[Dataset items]
- - -

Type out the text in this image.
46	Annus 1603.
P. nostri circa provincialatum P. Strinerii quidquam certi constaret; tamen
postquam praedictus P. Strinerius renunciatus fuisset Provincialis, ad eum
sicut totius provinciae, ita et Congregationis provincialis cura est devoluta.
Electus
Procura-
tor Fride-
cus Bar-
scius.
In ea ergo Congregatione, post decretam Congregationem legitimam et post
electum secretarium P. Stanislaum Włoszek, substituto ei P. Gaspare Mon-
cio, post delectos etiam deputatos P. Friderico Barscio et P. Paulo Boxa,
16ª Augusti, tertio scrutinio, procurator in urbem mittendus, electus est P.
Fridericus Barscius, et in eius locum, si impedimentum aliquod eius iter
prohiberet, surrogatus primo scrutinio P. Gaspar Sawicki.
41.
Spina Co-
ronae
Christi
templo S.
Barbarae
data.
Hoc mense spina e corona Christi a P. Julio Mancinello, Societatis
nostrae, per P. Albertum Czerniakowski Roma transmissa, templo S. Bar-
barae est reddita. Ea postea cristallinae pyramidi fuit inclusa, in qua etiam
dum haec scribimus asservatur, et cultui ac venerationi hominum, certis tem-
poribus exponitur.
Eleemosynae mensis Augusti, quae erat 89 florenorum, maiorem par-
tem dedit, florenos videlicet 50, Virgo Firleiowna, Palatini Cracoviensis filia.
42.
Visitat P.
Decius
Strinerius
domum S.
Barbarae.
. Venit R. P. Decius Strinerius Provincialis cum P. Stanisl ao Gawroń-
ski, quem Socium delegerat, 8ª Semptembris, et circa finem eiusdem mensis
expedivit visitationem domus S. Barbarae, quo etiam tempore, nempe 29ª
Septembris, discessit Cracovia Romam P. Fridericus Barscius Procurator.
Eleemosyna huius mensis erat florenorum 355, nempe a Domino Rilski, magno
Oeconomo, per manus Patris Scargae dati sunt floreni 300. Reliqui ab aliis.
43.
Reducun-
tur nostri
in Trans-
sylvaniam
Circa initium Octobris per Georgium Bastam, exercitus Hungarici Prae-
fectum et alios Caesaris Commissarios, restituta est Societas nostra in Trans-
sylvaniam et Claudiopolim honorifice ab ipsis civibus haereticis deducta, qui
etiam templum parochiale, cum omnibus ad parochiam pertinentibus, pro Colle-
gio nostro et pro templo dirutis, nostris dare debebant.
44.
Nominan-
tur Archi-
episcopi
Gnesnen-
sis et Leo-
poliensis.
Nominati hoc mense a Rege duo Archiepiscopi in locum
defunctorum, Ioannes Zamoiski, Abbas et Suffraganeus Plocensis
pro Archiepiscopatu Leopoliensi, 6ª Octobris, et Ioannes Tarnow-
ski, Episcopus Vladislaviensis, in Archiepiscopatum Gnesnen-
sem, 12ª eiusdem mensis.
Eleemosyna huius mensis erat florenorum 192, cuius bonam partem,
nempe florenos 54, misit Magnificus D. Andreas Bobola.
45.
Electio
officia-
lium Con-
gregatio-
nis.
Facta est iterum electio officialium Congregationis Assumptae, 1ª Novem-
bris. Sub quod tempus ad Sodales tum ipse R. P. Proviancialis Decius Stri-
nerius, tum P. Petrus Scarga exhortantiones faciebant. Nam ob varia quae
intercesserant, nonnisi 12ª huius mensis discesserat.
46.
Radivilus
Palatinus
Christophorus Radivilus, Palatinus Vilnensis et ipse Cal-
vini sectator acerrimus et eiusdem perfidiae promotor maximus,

- - -

## Given instruction
Print every record above exactly as written.

## Problem solution
Type out the text in this image.
46	Annus 1603.
P. nostri circa provincialatum P. Strinerii quidquam certi constaret; tamen
postquam praedictus P. Strinerius renunciatus fuisset Provincialis, ad eum
sicut totius provinciae, ita et Congregationis provincialis cura est devoluta.
Electus
Procura-
tor Fride-
cus Bar-
scius.
In ea ergo Congregatione, post decretam Congregationem legitimam et post
electum secretarium P. Stanislaum Włoszek, substituto ei P. Gaspare Mon-
cio, post delectos etiam deputatos P. Friderico Barscio et P. Paulo Boxa,
16ª Augusti, tertio scrutinio, procurator in urbem mittendus, electus est P.
Fridericus Barscius, et in eius locum, si impedimentum aliquod eius iter
prohiberet, surrogatus primo scrutinio P. Gaspar Sawicki.
41.
Spina Co-
ronae
Christi
templo S.
Barbarae
data.
Hoc mense spina e corona Christi a P. Julio Mancinello, Societatis
nostrae, per P. Albertum Czerniakowski Roma transmissa, templo S. Bar-
barae est reddita. Ea postea cristallinae pyramidi fuit inclusa, in qua etiam
dum haec scribimus asservatur, et cultui ac venerationi hominum, certis tem-
poribus exponitur.
Eleemosynae mensis Augusti, quae erat 89 florenorum, maiorem par-
tem dedit, florenos videlicet 50, Virgo Firleiowna, Palatini Cracoviensis filia.
42.
Visitat P.
Decius
Strinerius
domum S.
Barbarae.
. Venit R. P. Decius Strinerius Provincialis cum P. Stanisl ao Gawroń-
ski, quem Socium delegerat, 8ª Semptembris, et circa finem eiusdem mensis
expedivit visitationem domus S. Barbarae, quo etiam tempore, nempe 29ª
Septembris, discessit Cracovia Romam P. Fridericus Barscius Procurator.
Eleemosyna huius mensis erat florenorum 355, nempe a Domino Rilski, magno
Oeconomo, per manus Patris Scargae dati sunt floreni 300. Reliqui ab aliis.
43.
Reducun-
tur nostri
in Trans-
sylvaniam
Circa initium Octobris per Georgium Bastam, exercitus Hungarici Prae-
fectum et alios Caesaris Commissarios, restituta est Societas nostra in Trans-
sylvaniam et Claudiopolim honorifice ab ipsis civibus haereticis deducta, qui
etiam templum parochiale, cum omnibus ad parochiam pertinentibus, pro Colle-
gio nostro et pro templo dirutis, nostris dare debebant.
44.
Nominan-
tur Archi-
episcopi
Gnesnen-
sis et Leo-
poliensis.
Nominati hoc mense a Rege duo Archiepiscopi in locum
defunctorum, Ioannes Zamoiski, Abbas et Suffraganeus Plocensis
pro Archiepiscopatu Leopoliensi, 6ª Octobris, et Ioannes Tarnow-
ski, Episcopus Vladislaviensis, in Archiepiscopatum Gnesnen-
sem, 12ª eiusdem mensis.
Eleemosyna huius mensis erat florenorum 192, cuius bonam partem,
nempe florenos 54, misit Magnificus D. Andreas Bobola.
45.
Electio
officia-
lium Con-
gregatio-
nis.
Facta est iterum electio officialium Congregationis Assumptae, 1ª Novem-
bris. Sub quod tempus ad Sodales tum ipse R. P. Proviancialis Decius Stri-
nerius, tum P. Petrus Scarga exhortantiones faciebant. Nam ob varia quae
intercesserant, nonnisi 12ª huius mensis discesserat.
46.
Radivilus
Palatinus
Christophorus Radivilus, Palatinus Vilnensis et ipse Cal-
vini sectator acerrimus et eiusdem perfidiae promotor maximus,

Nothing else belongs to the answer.